*** Entries shown Section Begins ***

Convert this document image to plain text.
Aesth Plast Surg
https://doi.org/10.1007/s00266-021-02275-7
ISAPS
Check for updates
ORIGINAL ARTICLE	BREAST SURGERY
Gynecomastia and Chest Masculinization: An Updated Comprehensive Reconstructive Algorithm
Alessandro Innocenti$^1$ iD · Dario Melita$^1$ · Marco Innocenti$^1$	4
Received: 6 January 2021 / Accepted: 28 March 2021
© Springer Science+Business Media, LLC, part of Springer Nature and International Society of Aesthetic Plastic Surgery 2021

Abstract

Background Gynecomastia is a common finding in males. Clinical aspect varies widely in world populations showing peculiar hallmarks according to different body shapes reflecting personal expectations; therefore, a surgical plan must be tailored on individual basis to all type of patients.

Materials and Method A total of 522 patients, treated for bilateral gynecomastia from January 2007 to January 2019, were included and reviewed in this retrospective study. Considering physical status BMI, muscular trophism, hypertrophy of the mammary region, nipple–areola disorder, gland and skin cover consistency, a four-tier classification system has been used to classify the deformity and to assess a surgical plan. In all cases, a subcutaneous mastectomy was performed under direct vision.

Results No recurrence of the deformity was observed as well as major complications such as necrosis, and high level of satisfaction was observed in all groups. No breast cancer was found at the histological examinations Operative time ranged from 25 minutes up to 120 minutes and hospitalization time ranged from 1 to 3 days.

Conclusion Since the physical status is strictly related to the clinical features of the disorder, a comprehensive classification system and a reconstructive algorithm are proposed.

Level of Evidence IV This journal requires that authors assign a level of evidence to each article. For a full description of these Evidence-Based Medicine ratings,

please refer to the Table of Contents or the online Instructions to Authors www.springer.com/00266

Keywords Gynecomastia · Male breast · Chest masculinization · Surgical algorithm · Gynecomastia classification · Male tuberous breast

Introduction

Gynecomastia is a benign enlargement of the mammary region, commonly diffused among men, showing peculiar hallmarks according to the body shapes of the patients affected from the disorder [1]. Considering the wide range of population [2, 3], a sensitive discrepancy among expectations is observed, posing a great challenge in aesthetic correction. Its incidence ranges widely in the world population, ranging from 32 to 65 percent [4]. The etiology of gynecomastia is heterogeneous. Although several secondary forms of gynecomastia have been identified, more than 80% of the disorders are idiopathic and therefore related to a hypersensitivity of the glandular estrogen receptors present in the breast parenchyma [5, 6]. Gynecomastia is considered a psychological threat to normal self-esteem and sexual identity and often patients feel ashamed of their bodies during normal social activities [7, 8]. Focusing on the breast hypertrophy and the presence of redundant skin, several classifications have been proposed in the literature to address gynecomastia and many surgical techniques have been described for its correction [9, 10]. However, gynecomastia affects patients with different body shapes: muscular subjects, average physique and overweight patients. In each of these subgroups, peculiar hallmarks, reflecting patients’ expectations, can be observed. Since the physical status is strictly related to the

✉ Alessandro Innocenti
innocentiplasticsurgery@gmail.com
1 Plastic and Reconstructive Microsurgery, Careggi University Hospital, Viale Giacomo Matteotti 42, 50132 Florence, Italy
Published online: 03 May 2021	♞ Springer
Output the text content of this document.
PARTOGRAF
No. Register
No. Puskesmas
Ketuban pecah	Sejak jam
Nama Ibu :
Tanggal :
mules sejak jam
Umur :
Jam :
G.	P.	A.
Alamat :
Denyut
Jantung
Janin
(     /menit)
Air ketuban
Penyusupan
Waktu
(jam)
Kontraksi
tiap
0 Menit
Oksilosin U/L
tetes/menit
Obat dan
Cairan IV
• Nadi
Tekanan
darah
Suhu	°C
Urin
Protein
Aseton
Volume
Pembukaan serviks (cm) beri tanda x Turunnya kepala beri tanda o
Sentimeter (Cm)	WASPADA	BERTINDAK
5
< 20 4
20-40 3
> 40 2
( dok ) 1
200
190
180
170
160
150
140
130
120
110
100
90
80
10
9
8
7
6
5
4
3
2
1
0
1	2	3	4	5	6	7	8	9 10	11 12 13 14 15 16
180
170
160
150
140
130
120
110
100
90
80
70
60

*** Entries shown Section Ends ***

What to produce. From the line that contains "Output the text content of this document." to the last line of the data, write out each line exactly and add nothing.

Solution for this task.
Output the text content of this document.
PARTOGRAF
No. Register
No. Puskesmas
Ketuban pecah	Sejak jam
Nama Ibu :
Tanggal :
mules sejak jam
Umur :
Jam :
G.	P.	A.
Alamat :
Denyut
Jantung
Janin
(     /menit)
Air ketuban
Penyusupan
Waktu
(jam)
Kontraksi
tiap
0 Menit
Oksilosin U/L
tetes/menit
Obat dan
Cairan IV
• Nadi
Tekanan
darah
Suhu	°C
Urin
Protein
Aseton
Volume
Pembukaan serviks (cm) beri tanda x Turunnya kepala beri tanda o
Sentimeter (Cm)	WASPADA	BERTINDAK
5
< 20 4
20-40 3
> 40 2
( dok ) 1
200
190
180
170
160
150
140
130
120
110
100
90
80
10
9
8
7
6
5
4
3
2
1
0
1	2	3	4	5	6	7	8	9 10	11 12 13 14 15 16
180
170
160
150
140
130
120
110
100
90
80
70
60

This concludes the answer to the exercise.